* AIM *
Output every record below exactly as it appears.

━━━ MATERIAL FOR THIS TASK ━━━

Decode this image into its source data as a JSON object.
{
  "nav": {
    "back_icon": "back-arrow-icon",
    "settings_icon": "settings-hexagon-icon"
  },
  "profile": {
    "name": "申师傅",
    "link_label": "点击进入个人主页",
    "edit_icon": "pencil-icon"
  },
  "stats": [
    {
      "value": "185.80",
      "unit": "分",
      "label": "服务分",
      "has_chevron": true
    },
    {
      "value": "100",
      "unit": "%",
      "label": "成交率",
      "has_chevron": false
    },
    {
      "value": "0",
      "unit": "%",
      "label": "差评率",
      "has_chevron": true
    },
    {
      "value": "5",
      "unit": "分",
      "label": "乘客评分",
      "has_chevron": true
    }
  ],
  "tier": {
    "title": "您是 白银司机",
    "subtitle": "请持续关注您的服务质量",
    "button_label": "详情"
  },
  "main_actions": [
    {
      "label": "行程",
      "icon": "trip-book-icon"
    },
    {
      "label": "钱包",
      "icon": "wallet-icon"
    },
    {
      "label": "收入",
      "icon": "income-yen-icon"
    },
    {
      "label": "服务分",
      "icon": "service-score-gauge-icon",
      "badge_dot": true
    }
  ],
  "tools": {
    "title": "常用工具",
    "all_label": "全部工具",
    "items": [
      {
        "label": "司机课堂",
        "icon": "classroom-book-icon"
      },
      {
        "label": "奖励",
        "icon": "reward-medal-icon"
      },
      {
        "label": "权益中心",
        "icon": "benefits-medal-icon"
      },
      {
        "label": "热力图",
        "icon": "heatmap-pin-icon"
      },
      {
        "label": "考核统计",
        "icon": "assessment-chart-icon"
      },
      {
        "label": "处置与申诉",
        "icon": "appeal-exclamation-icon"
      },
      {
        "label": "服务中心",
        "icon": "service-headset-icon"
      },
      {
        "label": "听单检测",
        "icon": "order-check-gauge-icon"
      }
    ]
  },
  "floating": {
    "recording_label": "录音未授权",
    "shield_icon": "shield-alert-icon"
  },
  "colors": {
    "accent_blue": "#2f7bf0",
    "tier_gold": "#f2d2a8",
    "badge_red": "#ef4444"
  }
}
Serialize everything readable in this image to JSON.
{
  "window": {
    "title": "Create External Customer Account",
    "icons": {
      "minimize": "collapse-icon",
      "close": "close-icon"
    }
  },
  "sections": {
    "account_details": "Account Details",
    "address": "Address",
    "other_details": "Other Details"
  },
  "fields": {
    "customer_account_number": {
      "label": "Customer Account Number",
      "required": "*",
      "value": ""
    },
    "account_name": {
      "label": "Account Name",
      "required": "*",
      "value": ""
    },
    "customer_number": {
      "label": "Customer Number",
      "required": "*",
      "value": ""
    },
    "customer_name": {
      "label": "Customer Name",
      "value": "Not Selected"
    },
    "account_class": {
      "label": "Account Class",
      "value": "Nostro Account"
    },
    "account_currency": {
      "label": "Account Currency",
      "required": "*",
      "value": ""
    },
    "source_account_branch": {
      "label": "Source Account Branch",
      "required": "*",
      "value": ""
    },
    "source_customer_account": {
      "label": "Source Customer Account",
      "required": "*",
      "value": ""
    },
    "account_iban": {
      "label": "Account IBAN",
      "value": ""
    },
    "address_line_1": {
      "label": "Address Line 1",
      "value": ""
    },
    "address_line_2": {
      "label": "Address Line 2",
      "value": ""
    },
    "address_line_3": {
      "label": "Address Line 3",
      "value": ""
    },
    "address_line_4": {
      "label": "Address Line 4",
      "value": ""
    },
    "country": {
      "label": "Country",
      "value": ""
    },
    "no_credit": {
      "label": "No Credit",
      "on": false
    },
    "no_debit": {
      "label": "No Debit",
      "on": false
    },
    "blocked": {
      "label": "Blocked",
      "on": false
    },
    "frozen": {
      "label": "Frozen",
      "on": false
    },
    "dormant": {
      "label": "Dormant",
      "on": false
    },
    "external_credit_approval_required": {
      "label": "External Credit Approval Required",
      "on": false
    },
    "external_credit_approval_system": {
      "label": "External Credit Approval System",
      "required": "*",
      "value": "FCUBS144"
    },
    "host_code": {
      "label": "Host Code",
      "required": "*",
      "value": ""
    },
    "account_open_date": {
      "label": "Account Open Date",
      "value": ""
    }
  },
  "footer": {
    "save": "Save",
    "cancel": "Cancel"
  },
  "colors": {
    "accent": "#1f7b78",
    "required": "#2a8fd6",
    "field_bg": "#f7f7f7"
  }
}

━━━

* RESULT FOR THIS TASK *
Decode this image into its source data as a JSON object.
{
  "nav": {
    "back_icon": "back-arrow-icon",
    "settings_icon": "settings-hexagon-icon"
  },
  "profile": {
    "name": "申师傅",
    "link_label": "点击进入个人主页",
    "edit_icon": "pencil-icon"
  },
  "stats": [
    {
      "value": "185.80",
      "unit": "分",
      "label": "服务分",
      "has_chevron": true
    },
    {
      "value": "100",
      "unit": "%",
      "label": "成交率",
      "has_chevron": false
    },
    {
      "value": "0",
      "unit": "%",
      "label": "差评率",
      "has_chevron": true
    },
    {
      "value": "5",
      "unit": "分",
      "label": "乘客评分",
      "has_chevron": true
    }
  ],
  "tier": {
    "title": "您是 白银司机",
    "subtitle": "请持续关注您的服务质量",
    "button_label": "详情"
  },
  "main_actions": [
    {
      "label": "行程",
      "icon": "trip-book-icon"
    },
    {
      "label": "钱包",
      "icon": "wallet-icon"
    },
    {
      "label": "收入",
      "icon": "income-yen-icon"
    },
    {
      "label": "服务分",
      "icon": "service-score-gauge-icon",
      "badge_dot": true
    }
  ],
  "tools": {
    "title": "常用工具",
    "all_label": "全部工具",
    "items": [
      {
        "label": "司机课堂",
        "icon": "classroom-book-icon"
      },
      {
        "label": "奖励",
        "icon": "reward-medal-icon"
      },
      {
        "label": "权益中心",
        "icon": "benefits-medal-icon"
      },
      {
        "label": "热力图",
        "icon": "heatmap-pin-icon"
      },
      {
        "label": "考核统计",
        "icon": "assessment-chart-icon"
      },
      {
        "label": "处置与申诉",
        "icon": "appeal-exclamation-icon"
      },
      {
        "label": "服务中心",
        "icon": "service-headset-icon"
      },
      {
        "label": "听单检测",
        "icon": "order-check-gauge-icon"
      }
    ]
  },
  "floating": {
    "recording_label": "录音未授权",
    "shield_icon": "shield-alert-icon"
  },
  "colors": {
    "accent_blue": "#2f7bf0",
    "tier_gold": "#f2d2a8",
    "badge_red": "#ef4444"
  }
}
Serialize everything readable in this image to JSON.
{
  "window": {
    "title": "Create External Customer Account",
    "icons": {
      "minimize": "collapse-icon",
      "close": "close-icon"
    }
  },
  "sections": {
    "account_details": "Account Details",
    "address": "Address",
    "other_details": "Other Details"
  },
  "fields": {
    "customer_account_number": {
      "label": "Customer Account Number",
      "required": "*",
      "value": ""
    },
    "account_name": {
      "label": "Account Name",
      "required": "*",
      "value": ""
    },
    "customer_number": {
      "label": "Customer Number",
      "required": "*",
      "value": ""
    },
    "customer_name": {
      "label": "Customer Name",
      "value": "Not Selected"
    },
    "account_class": {
      "label": "Account Class",
      "value": "Nostro Account"
    },
    "account_currency": {
      "label": "Account Currency",
      "required": "*",
      "value": ""
    },
    "source_account_branch": {
      "label": "Source Account Branch",
      "required": "*",
      "value": ""
    },
    "source_customer_account": {
      "label": "Source Customer Account",
      "required": "*",
      "value": ""
    },
    "account_iban": {
      "label": "Account IBAN",
      "value": ""
    },
    "address_line_1": {
      "label": "Address Line 1",
      "value": ""
    },
    "address_line_2": {
      "label": "Address Line 2",
      "value": ""
    },
    "address_line_3": {
      "label": "Address Line 3",
      "value": ""
    },
    "address_line_4": {
      "label": "Address Line 4",
      "value": ""
    },
    "country": {
      "label": "Country",
      "value": ""
    },
    "no_credit": {
      "label": "No Credit",
      "on": false
    },
    "no_debit": {
      "label": "No Debit",
      "on": false
    },
    "blocked": {
      "label": "Blocked",
      "on": false
    },
    "frozen": {
      "label": "Frozen",
      "on": false
    },
    "dormant": {
      "label": "Dormant",
      "on": false
    },
    "external_credit_approval_required": {
      "label": "External Credit Approval Required",
      "on": false
    },
    "external_credit_approval_system": {
      "label": "External Credit Approval System",
      "required": "*",
      "value": "FCUBS144"
    },
    "host_code": {
      "label": "Host Code",
      "required": "*",
      "value": ""
    },
    "account_open_date": {
      "label": "Account Open Date",
      "value": ""
    }
  },
  "footer": {
    "save": "Save",
    "cancel": "Cancel"
  },
  "colors": {
    "accent": "#1f7b78",
    "required": "#2a8fd6",
    "field_bg": "#f7f7f7"
  }
}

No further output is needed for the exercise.